--- WORK REQUIRED ---
Show all lines holding the string "Pablo".

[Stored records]
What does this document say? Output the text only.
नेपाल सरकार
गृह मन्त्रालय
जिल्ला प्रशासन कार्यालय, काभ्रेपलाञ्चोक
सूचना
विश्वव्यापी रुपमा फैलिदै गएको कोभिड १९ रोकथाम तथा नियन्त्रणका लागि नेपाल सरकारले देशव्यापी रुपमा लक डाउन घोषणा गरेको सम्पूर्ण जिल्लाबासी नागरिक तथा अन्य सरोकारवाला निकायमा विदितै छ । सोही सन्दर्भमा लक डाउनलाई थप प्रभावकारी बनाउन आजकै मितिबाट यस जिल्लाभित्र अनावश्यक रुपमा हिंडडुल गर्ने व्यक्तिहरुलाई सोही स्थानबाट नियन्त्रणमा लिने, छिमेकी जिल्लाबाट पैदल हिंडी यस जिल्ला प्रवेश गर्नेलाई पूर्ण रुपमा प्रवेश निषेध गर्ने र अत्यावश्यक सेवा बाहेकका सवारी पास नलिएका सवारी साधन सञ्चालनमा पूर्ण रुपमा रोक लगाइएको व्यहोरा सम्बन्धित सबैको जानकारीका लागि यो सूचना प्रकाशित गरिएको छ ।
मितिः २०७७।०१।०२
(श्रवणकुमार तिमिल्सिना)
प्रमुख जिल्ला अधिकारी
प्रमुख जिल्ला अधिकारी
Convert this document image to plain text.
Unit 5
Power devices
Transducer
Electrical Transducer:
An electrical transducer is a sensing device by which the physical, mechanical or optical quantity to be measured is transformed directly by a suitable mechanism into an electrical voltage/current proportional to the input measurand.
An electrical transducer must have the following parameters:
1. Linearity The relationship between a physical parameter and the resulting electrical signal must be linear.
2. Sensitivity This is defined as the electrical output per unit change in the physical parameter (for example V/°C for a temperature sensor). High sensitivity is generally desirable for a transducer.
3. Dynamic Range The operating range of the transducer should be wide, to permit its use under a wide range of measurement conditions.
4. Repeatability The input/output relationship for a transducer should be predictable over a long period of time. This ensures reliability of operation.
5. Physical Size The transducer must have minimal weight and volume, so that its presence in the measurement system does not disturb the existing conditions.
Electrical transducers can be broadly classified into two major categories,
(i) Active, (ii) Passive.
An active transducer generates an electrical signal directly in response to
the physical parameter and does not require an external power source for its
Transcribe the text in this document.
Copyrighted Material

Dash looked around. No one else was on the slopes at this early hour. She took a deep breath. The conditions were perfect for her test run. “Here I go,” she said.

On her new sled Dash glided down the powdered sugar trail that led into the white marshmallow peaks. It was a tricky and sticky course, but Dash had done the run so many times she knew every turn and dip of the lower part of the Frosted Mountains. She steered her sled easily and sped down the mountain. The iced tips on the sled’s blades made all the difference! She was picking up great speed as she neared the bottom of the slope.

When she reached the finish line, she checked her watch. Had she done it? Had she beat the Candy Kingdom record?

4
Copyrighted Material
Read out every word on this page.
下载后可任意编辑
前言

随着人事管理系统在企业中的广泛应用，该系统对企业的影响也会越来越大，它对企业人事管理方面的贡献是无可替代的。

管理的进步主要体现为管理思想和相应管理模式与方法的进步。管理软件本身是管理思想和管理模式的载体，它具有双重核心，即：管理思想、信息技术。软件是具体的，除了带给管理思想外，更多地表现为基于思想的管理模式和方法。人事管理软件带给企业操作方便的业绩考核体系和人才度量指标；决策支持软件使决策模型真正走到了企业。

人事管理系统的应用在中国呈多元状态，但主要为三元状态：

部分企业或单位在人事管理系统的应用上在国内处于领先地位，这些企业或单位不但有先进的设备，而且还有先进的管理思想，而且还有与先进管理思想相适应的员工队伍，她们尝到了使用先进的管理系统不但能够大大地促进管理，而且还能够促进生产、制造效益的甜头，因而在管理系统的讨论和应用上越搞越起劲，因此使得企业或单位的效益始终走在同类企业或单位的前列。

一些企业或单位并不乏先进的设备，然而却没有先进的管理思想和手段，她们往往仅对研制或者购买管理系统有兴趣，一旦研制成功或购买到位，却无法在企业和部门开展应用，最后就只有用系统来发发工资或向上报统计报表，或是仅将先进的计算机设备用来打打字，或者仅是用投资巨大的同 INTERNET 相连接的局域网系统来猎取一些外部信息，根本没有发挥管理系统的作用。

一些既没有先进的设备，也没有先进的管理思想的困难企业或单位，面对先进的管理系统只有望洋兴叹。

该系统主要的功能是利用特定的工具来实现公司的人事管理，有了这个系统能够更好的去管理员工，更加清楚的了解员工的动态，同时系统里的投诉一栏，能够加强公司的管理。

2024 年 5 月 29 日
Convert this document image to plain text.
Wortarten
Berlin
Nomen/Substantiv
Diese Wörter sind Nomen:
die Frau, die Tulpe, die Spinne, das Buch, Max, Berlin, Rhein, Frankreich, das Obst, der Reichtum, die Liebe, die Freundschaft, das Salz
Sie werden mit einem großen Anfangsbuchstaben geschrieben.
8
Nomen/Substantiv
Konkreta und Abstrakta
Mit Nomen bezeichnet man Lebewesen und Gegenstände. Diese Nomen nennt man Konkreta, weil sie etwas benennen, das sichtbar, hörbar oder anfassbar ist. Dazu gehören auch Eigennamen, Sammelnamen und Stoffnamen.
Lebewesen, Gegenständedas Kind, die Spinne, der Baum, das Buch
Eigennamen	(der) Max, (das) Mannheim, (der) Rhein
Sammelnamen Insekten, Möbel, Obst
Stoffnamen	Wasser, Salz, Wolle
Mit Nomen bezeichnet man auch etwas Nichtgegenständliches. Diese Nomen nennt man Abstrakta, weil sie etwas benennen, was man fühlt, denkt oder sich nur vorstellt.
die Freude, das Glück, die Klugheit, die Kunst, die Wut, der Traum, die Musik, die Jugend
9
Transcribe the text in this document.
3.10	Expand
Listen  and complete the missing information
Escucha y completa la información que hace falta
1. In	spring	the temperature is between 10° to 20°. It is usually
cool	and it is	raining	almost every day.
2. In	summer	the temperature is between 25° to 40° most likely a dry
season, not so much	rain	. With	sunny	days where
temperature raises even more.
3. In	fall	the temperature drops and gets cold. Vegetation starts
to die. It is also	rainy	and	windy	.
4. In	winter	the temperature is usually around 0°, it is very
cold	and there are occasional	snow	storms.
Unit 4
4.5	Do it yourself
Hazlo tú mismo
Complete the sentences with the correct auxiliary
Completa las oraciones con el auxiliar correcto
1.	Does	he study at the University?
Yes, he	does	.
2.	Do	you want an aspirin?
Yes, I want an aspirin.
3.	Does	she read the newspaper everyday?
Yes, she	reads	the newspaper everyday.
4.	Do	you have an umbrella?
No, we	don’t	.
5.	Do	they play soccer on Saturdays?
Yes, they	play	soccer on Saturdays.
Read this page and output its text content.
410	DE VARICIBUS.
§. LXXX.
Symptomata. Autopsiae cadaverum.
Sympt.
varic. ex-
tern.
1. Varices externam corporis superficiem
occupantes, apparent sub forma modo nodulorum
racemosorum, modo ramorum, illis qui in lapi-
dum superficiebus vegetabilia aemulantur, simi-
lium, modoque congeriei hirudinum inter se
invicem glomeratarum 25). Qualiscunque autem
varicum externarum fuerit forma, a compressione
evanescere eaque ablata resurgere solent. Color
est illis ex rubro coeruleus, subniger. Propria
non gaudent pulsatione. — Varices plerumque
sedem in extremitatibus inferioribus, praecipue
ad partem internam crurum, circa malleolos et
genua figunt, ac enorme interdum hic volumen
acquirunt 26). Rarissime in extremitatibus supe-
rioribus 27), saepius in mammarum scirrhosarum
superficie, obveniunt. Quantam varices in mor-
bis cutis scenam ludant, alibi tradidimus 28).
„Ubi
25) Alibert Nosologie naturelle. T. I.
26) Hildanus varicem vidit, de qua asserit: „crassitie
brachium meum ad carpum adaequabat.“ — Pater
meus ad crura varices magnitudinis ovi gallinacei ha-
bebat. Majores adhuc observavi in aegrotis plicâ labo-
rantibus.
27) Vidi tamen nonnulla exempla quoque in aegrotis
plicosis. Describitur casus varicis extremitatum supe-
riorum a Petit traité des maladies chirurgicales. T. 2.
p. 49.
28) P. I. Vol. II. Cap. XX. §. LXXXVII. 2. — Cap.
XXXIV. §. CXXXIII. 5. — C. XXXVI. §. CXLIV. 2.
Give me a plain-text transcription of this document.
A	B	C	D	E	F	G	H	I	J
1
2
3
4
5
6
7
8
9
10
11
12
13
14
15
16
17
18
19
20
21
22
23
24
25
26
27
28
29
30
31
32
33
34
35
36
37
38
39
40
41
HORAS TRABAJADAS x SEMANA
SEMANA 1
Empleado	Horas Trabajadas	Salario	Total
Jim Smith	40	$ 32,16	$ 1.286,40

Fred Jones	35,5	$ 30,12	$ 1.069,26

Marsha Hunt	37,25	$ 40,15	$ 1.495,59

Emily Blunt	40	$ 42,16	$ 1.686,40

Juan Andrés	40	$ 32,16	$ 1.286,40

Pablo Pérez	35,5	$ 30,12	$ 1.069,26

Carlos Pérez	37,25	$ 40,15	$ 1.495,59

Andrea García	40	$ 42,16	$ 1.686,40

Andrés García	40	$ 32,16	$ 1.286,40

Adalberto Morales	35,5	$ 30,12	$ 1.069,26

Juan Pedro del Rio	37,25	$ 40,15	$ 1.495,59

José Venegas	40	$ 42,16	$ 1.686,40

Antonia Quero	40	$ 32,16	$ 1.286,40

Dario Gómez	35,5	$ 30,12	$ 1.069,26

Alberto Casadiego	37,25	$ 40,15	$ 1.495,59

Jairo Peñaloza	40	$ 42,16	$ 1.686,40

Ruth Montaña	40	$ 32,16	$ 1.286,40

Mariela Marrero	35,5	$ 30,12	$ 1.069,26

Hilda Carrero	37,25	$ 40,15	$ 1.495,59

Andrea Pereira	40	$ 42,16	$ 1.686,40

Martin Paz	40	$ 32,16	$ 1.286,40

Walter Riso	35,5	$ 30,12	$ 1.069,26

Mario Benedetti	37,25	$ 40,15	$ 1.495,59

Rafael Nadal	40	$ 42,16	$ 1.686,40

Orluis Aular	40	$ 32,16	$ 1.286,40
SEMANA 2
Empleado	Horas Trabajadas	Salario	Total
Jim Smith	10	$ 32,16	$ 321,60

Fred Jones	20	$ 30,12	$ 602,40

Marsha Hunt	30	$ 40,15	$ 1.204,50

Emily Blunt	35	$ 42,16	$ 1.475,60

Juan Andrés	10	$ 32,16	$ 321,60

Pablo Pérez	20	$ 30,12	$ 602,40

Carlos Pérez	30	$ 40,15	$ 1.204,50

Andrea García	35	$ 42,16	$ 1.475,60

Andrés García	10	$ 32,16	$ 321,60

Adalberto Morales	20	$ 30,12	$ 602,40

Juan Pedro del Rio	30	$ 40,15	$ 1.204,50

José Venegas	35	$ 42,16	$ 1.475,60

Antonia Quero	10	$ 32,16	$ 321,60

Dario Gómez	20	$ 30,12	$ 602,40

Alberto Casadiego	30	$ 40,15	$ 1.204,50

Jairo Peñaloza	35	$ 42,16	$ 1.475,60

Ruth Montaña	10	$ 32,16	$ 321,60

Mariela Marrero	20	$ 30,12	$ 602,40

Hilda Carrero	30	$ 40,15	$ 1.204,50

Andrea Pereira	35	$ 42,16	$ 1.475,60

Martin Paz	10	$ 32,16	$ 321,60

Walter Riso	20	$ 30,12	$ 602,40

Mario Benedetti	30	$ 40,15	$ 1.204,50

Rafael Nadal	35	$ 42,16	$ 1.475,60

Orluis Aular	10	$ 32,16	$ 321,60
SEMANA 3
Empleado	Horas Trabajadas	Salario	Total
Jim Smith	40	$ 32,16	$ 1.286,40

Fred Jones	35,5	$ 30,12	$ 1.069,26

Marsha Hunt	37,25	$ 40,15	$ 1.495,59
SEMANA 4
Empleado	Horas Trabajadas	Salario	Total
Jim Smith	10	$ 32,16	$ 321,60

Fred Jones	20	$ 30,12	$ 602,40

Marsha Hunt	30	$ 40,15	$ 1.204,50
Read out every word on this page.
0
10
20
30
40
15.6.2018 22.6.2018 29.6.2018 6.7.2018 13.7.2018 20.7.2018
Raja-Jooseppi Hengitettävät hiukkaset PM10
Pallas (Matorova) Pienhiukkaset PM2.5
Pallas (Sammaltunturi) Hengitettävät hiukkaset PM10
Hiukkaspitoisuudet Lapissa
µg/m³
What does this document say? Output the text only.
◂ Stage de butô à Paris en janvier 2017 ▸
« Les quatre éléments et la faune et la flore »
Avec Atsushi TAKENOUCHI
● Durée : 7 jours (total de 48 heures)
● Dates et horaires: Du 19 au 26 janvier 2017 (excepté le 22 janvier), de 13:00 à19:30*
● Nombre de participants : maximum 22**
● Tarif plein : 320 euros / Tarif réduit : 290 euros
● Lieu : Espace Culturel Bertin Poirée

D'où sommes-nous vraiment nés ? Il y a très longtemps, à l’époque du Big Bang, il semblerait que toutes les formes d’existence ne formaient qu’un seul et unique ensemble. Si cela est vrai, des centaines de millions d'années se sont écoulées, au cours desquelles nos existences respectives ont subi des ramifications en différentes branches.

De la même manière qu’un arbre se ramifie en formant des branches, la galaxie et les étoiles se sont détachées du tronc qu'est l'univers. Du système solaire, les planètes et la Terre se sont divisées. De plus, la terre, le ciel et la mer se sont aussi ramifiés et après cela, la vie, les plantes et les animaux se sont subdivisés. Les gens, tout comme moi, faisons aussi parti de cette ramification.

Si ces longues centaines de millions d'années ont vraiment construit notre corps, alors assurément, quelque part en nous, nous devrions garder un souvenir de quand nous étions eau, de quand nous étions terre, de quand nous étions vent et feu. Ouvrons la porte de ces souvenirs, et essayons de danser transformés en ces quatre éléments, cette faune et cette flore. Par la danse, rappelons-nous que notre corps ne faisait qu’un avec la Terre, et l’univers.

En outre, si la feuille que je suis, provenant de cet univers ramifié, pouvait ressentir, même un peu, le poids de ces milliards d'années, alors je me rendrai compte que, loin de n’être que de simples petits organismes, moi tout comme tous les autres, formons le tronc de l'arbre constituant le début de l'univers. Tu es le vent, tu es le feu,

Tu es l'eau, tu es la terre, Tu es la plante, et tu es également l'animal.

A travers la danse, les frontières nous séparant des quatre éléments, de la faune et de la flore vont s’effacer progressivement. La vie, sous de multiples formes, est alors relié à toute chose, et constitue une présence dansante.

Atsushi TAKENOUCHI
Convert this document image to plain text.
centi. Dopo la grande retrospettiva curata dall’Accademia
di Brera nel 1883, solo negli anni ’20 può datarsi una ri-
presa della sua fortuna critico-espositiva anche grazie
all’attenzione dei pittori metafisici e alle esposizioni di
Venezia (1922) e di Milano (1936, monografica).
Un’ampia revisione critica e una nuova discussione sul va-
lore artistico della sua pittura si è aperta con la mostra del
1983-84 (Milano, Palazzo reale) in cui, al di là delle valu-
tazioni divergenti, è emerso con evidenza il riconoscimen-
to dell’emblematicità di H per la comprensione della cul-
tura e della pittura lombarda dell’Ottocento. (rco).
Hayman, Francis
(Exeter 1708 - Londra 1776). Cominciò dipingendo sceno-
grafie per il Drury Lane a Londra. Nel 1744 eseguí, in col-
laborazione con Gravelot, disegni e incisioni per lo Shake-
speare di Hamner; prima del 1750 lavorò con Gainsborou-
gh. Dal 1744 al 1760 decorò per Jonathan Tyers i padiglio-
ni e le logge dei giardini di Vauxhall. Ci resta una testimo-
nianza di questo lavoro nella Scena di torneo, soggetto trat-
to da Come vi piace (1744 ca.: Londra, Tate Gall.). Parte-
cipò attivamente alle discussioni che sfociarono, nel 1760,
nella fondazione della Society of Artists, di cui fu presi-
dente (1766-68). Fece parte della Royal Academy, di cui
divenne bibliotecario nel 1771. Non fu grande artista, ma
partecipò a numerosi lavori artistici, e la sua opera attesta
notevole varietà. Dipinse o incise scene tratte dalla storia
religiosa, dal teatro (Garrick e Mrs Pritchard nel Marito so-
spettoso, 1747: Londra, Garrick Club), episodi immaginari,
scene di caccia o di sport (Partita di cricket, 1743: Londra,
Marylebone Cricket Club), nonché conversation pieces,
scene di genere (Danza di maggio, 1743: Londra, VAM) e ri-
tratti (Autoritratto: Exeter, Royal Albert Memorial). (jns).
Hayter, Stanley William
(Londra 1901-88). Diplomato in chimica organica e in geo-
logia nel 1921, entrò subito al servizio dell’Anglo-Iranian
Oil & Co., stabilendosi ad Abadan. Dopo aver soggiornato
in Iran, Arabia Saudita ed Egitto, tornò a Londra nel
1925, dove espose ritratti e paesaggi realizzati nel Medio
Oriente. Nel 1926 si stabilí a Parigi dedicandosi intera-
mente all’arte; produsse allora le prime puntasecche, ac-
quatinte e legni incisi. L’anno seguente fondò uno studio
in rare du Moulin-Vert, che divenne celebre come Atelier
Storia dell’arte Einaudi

--- THE SOLUTION ---
Pablo Pérez	35,5	$ 30,12	$ 1.069,26
Pablo Pérez	20	$ 30,12	$ 602,40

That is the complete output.